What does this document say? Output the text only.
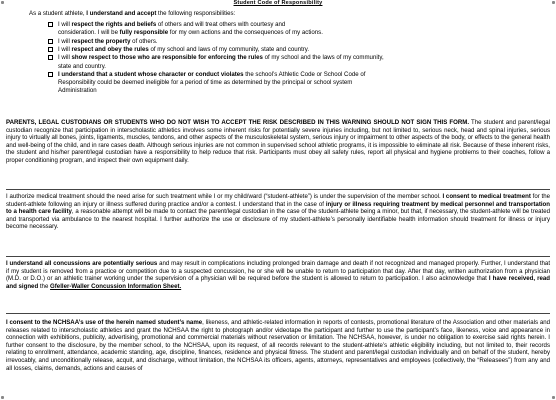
Student Code of Responsibility
As a student athlete, I understand and accept the following responsibilities:
I will respect the rights and beliefs of others and will treat others with courtesy and
consideration. I will be fully responsible for my own actions and the consequences of my actions.
I will respect the property of others.
I will respect and obey the rules of my school and laws of my community, state and country.
I will show respect to those who are responsible for enforcing the rules of my school and the laws of my community,
state and country.
I understand that a student whose character or conduct violates the school’s Athletic Code or School Code of
Responsibility could be deemed ineligible for a period of time as determined by the principal or school system
Administration
PARENTS, LEGAL CUSTODIANS OR STUDENTS WHO DO NOT WISH TO ACCEPT THE RISK DESCRIBED IN THIS WARNING SHOULD NOT SIGN THIS FORM. The student and parent/legal custodian recognize that participation in interscholastic athletics involves some inherent risks for potentially severe injuries including, but not limited to, serious neck, head and spinal injuries, serious injury to virtually all bones, joints, ligaments, muscles, tendons, and other aspects of the musculoskeletal system, serious injury or impairment to other aspects of the body, or effects to the general health and well-being of the child, and in rare cases death. Although serious injuries are not common in supervised school athletic programs, it is impossible to eliminate all risk. Because of these inherent risks, the student and his/her parent/legal custodian have a responsibility to help reduce that risk. Participants must obey all safety rules, report all physical and hygiene problems to their coaches, follow a proper conditioning program, and inspect their own equipment daily.
I authorize medical treatment should the need arise for such treatment while I or my child/ward (“student-athlete”) is under the supervision of the member school. I consent to medical treatment for the student-athlete following an injury or illness suffered during practice and/or a contest. I understand that in the case of injury or illness requiring treatment by medical personnel and transportation to a health care facility, a reasonable attempt will be made to contact the parent/legal custodian in the case of the student-athlete being a minor, but that, if necessary, the student-athlete will be treated and transported via ambulance to the nearest hospital. I further authorize the use or disclosure of my student-athlete’s personally identifiable health information should treatment for illness or injury become necessary.
I understand all concussions are potentially serious and may result in complications including prolonged brain damage and death if not recognized and managed properly. Further, I understand that if my student is removed from a practice or competition due to a suspected concussion, he or she will be unable to return to participation that day. After that day, written authorization from a physician (M.D. or D.O.) or an athletic trainer working under the supervision of a physician will be required before the student is allowed to return to participation. I also acknowledge that I have received, read and signed the Gfeller-Waller Concussion Information Sheet.
I consent to the NCHSAA’s use of the herein named student’s name, likeness, and athletic-related information in reports of contests, promotional literature of the Association and other materials and releases related to interscholastic athletics and grant the NCHSAA the right to photograph and/or videotape the participant and further to use the participant’s face, likeness, voice and appearance in connection with exhibitions, publicity, advertising, promotional and commercial materials without reservation or limitation. The NCHSAA, however, is under no obligation to exercise said rights herein. I further consent to the disclosure, by the member school, to the NCHSAA, upon its request, of all records relevant to the student-athlete’s athletic eligibility including, but not limited to, their records relating to enrollment, attendance, academic standing, age, discipline, finances, residence and physical fitness. The student and parent/legal custodian individually and on behalf of the student, hereby irrevocably, and unconditionally release, acquit, and discharge, without limitation, the NCHSAA its officers, agents, attorneys, representatives and employees (collectively, the “Releasees”) from any and all losses, claims, demands, actions and causes of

------------------------------------------------------------------------

What you will do: Where a line of the records above holds the word "country", copy that line.

Solution to this task:
I will respect and obey the rules of my school and laws of my community, state and country.
state and country.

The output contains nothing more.